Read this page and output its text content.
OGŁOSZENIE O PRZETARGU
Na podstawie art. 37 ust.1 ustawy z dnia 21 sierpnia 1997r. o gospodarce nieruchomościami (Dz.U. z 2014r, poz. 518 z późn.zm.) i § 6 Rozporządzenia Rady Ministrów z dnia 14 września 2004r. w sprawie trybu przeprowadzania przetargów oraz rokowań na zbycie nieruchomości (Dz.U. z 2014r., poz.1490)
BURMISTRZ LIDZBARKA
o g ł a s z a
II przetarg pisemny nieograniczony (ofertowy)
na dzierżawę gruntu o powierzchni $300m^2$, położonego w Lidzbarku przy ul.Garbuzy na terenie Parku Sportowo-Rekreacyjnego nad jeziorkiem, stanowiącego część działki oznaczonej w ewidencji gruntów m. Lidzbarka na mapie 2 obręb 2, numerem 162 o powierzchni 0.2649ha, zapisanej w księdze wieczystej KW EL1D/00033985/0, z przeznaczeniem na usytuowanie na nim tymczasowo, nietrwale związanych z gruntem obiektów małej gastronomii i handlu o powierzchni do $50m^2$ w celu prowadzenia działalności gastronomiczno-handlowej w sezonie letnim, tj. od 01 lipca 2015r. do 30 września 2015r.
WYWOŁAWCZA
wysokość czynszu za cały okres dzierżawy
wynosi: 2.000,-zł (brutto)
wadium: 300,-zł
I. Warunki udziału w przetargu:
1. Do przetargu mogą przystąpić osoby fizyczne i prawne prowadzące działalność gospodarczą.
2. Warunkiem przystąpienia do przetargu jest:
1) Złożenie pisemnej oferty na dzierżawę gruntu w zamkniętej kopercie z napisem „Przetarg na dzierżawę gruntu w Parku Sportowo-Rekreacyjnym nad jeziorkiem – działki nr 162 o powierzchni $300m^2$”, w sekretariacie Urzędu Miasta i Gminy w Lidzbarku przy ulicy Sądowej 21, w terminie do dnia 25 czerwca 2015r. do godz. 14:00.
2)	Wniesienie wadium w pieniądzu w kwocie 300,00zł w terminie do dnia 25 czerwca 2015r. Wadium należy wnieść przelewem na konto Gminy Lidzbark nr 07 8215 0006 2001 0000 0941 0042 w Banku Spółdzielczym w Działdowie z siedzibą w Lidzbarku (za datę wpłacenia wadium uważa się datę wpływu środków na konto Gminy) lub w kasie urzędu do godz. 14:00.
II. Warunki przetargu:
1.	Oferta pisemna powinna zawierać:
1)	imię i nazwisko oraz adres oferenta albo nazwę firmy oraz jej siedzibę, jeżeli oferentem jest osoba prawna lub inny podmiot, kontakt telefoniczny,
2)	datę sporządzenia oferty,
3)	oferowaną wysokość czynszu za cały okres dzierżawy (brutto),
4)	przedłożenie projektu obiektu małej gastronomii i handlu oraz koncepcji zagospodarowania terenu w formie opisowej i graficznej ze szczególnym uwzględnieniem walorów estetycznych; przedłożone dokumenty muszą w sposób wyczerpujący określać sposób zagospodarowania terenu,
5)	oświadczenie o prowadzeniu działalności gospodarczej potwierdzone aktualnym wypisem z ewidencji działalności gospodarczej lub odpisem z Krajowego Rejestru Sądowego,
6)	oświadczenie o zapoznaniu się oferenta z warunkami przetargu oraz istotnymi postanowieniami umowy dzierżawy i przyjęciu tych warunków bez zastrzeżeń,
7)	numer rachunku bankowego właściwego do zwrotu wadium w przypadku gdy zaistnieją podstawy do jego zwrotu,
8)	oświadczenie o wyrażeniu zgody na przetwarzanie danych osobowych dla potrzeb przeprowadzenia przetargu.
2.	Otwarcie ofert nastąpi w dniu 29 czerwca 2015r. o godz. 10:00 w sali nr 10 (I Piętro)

• TASK
Copy out the data shown above without altering anything.

• REPLY TO THE EXERCISE
Read this page and output its text content.
OGŁOSZENIE O PRZETARGU
Na podstawie art. 37 ust.1 ustawy z dnia 21 sierpnia 1997r. o gospodarce nieruchomościami (Dz.U. z 2014r, poz. 518 z późn.zm.) i § 6 Rozporządzenia Rady Ministrów z dnia 14 września 2004r. w sprawie trybu przeprowadzania przetargów oraz rokowań na zbycie nieruchomości (Dz.U. z 2014r., poz.1490)
BURMISTRZ LIDZBARKA
o g ł a s z a
II przetarg pisemny nieograniczony (ofertowy)
na dzierżawę gruntu o powierzchni $300m^2$, położonego w Lidzbarku przy ul.Garbuzy na terenie Parku Sportowo-Rekreacyjnego nad jeziorkiem, stanowiącego część działki oznaczonej w ewidencji gruntów m. Lidzbarka na mapie 2 obręb 2, numerem 162 o powierzchni 0.2649ha, zapisanej w księdze wieczystej KW EL1D/00033985/0, z przeznaczeniem na usytuowanie na nim tymczasowo, nietrwale związanych z gruntem obiektów małej gastronomii i handlu o powierzchni do $50m^2$ w celu prowadzenia działalności gastronomiczno-handlowej w sezonie letnim, tj. od 01 lipca 2015r. do 30 września 2015r.
WYWOŁAWCZA
wysokość czynszu za cały okres dzierżawy
wynosi: 2.000,-zł (brutto)
wadium: 300,-zł
I. Warunki udziału w przetargu:
1. Do przetargu mogą przystąpić osoby fizyczne i prawne prowadzące działalność gospodarczą.
2. Warunkiem przystąpienia do przetargu jest:
1) Złożenie pisemnej oferty na dzierżawę gruntu w zamkniętej kopercie z napisem „Przetarg na dzierżawę gruntu w Parku Sportowo-Rekreacyjnym nad jeziorkiem – działki nr 162 o powierzchni $300m^2$”, w sekretariacie Urzędu Miasta i Gminy w Lidzbarku przy ulicy Sądowej 21, w terminie do dnia 25 czerwca 2015r. do godz. 14:00.
2)	Wniesienie wadium w pieniądzu w kwocie 300,00zł w terminie do dnia 25 czerwca 2015r. Wadium należy wnieść przelewem na konto Gminy Lidzbark nr 07 8215 0006 2001 0000 0941 0042 w Banku Spółdzielczym w Działdowie z siedzibą w Lidzbarku (za datę wpłacenia wadium uważa się datę wpływu środków na konto Gminy) lub w kasie urzędu do godz. 14:00.
II. Warunki przetargu:
1.	Oferta pisemna powinna zawierać:
1)	imię i nazwisko oraz adres oferenta albo nazwę firmy oraz jej siedzibę, jeżeli oferentem jest osoba prawna lub inny podmiot, kontakt telefoniczny,
2)	datę sporządzenia oferty,
3)	oferowaną wysokość czynszu za cały okres dzierżawy (brutto),
4)	przedłożenie projektu obiektu małej gastronomii i handlu oraz koncepcji zagospodarowania terenu w formie opisowej i graficznej ze szczególnym uwzględnieniem walorów estetycznych; przedłożone dokumenty muszą w sposób wyczerpujący określać sposób zagospodarowania terenu,
5)	oświadczenie o prowadzeniu działalności gospodarczej potwierdzone aktualnym wypisem z ewidencji działalności gospodarczej lub odpisem z Krajowego Rejestru Sądowego,
6)	oświadczenie o zapoznaniu się oferenta z warunkami przetargu oraz istotnymi postanowieniami umowy dzierżawy i przyjęciu tych warunków bez zastrzeżeń,
7)	numer rachunku bankowego właściwego do zwrotu wadium w przypadku gdy zaistnieją podstawy do jego zwrotu,
8)	oświadczenie o wyrażeniu zgody na przetwarzanie danych osobowych dla potrzeb przeprowadzenia przetargu.
2.	Otwarcie ofert nastąpi w dniu 29 czerwca 2015r. o godz. 10:00 w sali nr 10 (I Piętro)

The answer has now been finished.